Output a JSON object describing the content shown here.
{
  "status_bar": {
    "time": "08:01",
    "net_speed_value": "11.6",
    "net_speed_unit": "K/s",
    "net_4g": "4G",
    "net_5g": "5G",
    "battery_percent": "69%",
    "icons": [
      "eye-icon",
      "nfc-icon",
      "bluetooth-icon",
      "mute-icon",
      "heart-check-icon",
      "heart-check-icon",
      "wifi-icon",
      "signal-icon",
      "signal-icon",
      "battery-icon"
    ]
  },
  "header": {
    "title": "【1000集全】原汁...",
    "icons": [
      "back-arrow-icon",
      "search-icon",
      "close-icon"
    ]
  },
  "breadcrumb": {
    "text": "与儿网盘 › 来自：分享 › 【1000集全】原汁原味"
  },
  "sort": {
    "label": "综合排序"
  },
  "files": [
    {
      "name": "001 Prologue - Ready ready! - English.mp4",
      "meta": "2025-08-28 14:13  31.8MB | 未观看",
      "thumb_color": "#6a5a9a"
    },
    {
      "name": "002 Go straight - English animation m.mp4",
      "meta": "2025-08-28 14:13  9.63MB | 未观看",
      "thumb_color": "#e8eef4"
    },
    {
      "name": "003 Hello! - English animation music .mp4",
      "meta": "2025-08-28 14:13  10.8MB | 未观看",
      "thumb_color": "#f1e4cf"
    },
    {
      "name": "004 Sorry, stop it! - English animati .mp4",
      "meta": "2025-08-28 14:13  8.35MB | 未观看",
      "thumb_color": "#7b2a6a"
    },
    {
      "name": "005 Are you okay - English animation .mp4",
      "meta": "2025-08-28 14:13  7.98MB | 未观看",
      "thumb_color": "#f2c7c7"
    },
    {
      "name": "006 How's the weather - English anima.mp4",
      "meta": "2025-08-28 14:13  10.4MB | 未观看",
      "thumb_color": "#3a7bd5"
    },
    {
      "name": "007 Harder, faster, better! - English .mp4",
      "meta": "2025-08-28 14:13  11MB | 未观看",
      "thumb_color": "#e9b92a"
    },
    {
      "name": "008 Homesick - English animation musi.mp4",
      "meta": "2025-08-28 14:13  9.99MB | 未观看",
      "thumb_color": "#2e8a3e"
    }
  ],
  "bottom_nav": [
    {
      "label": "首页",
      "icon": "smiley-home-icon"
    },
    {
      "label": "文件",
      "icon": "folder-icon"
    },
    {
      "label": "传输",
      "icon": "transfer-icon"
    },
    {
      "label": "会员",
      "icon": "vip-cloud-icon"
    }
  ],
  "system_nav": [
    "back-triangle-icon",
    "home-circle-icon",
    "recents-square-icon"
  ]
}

····················

_Exercise goal_.
Retype the whole listing, matching it exactly.

_Task answer_.
Output a JSON object describing the content shown here.
{
  "status_bar": {
    "time": "08:01",
    "net_speed_value": "11.6",
    "net_speed_unit": "K/s",
    "net_4g": "4G",
    "net_5g": "5G",
    "battery_percent": "69%",
    "icons": [
      "eye-icon",
      "nfc-icon",
      "bluetooth-icon",
      "mute-icon",
      "heart-check-icon",
      "heart-check-icon",
      "wifi-icon",
      "signal-icon",
      "signal-icon",
      "battery-icon"
    ]
  },
  "header": {
    "title": "【1000集全】原汁...",
    "icons": [
      "back-arrow-icon",
      "search-icon",
      "close-icon"
    ]
  },
  "breadcrumb": {
    "text": "与儿网盘 › 来自：分享 › 【1000集全】原汁原味"
  },
  "sort": {
    "label": "综合排序"
  },
  "files": [
    {
      "name": "001 Prologue - Ready ready! - English.mp4",
      "meta": "2025-08-28 14:13  31.8MB | 未观看",
      "thumb_color": "#6a5a9a"
    },
    {
      "name": "002 Go straight - English animation m.mp4",
      "meta": "2025-08-28 14:13  9.63MB | 未观看",
      "thumb_color": "#e8eef4"
    },
    {
      "name": "003 Hello! - English animation music .mp4",
      "meta": "2025-08-28 14:13  10.8MB | 未观看",
      "thumb_color": "#f1e4cf"
    },
    {
      "name": "004 Sorry, stop it! - English animati .mp4",
      "meta": "2025-08-28 14:13  8.35MB | 未观看",
      "thumb_color": "#7b2a6a"
    },
    {
      "name": "005 Are you okay - English animation .mp4",
      "meta": "2025-08-28 14:13  7.98MB | 未观看",
      "thumb_color": "#f2c7c7"
    },
    {
      "name": "006 How's the weather - English anima.mp4",
      "meta": "2025-08-28 14:13  10.4MB | 未观看",
      "thumb_color": "#3a7bd5"
    },
    {
      "name": "007 Harder, faster, better! - English .mp4",
      "meta": "2025-08-28 14:13  11MB | 未观看",
      "thumb_color": "#e9b92a"
    },
    {
      "name": "008 Homesick - English animation musi.mp4",
      "meta": "2025-08-28 14:13  9.99MB | 未观看",
      "thumb_color": "#2e8a3e"
    }
  ],
  "bottom_nav": [
    {
      "label": "首页",
      "icon": "smiley-home-icon"
    },
    {
      "label": "文件",
      "icon": "folder-icon"
    },
    {
      "label": "传输",
      "icon": "transfer-icon"
    },
    {
      "label": "会员",
      "icon": "vip-cloud-icon"
    }
  ],
  "system_nav": [
    "back-triangle-icon",
    "home-circle-icon",
    "recents-square-icon"
  ]
}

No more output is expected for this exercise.